== The input

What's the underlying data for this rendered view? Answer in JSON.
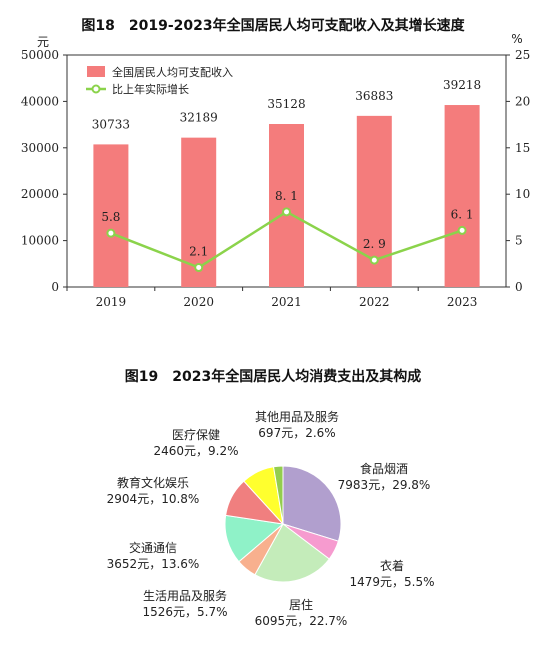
{
  "chart_data": [
    {
      "type": "bar",
      "title": "图18　2019-2023年全国居民人均可支配收入及其增长速度",
      "left_unit": "元",
      "right_unit": "%",
      "categories": [
        "2019",
        "2020",
        "2021",
        "2022",
        "2023"
      ],
      "series": [
        {
          "name": "全国居民人均可支配收入",
          "type": "bar",
          "axis": "left",
          "color": "#f47c7c",
          "values": [
            30733,
            32189,
            35128,
            36883,
            39218
          ]
        },
        {
          "name": "比上年实际增长",
          "type": "line",
          "axis": "right",
          "color": "#8bd34b",
          "values": [
            5.8,
            2.1,
            8.1,
            2.9,
            6.1
          ],
          "labels": [
            "5.8",
            "2.1",
            "8. 1",
            "2. 9",
            "6. 1"
          ]
        }
      ],
      "ylim_left": [
        0,
        50000
      ],
      "yticks_left": [
        0,
        10000,
        20000,
        30000,
        40000,
        50000
      ],
      "ylim_right": [
        0,
        25
      ],
      "yticks_right": [
        0,
        5,
        10,
        15,
        20,
        25
      ],
      "legend_position": "top-left",
      "grid": false
    },
    {
      "type": "pie",
      "title": "图19　2023年全国居民人均消费支出及其构成",
      "slices": [
        {
          "name": "食品烟酒",
          "value": 7983,
          "label": "7983元，29.8%",
          "percent": 29.8,
          "color": "#b19fce"
        },
        {
          "name": "衣着",
          "value": 1479,
          "label": "1479元，5.5%",
          "percent": 5.5,
          "color": "#f69bcf"
        },
        {
          "name": "居住",
          "value": 6095,
          "label": "6095元，22.7%",
          "percent": 22.7,
          "color": "#c4ecba"
        },
        {
          "name": "生活用品及服务",
          "value": 1526,
          "label": "1526元，5.7%",
          "percent": 5.7,
          "color": "#f8b08e"
        },
        {
          "name": "交通通信",
          "value": 3652,
          "label": "3652元，13.6%",
          "percent": 13.6,
          "color": "#8ff2c8"
        },
        {
          "name": "教育文化娱乐",
          "value": 2904,
          "label": "2904元，10.8%",
          "percent": 10.8,
          "color": "#f07f7f"
        },
        {
          "name": "医疗保健",
          "value": 2460,
          "label": "2460元，9.2%",
          "percent": 9.2,
          "color": "#ffff2e"
        },
        {
          "name": "其他用品及服务",
          "value": 697,
          "label": "697元，2.6%",
          "percent": 2.6,
          "color": "#93cd4e"
        }
      ]
    }
  ]
}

====

-- Required work --
Each line above that includes "title" should be shown.

-- Task output --
      "title": "图18　2019-2023年全国居民人均可支配收入及其增长速度",
      "title": "图19　2023年全国居民人均消费支出及其构成",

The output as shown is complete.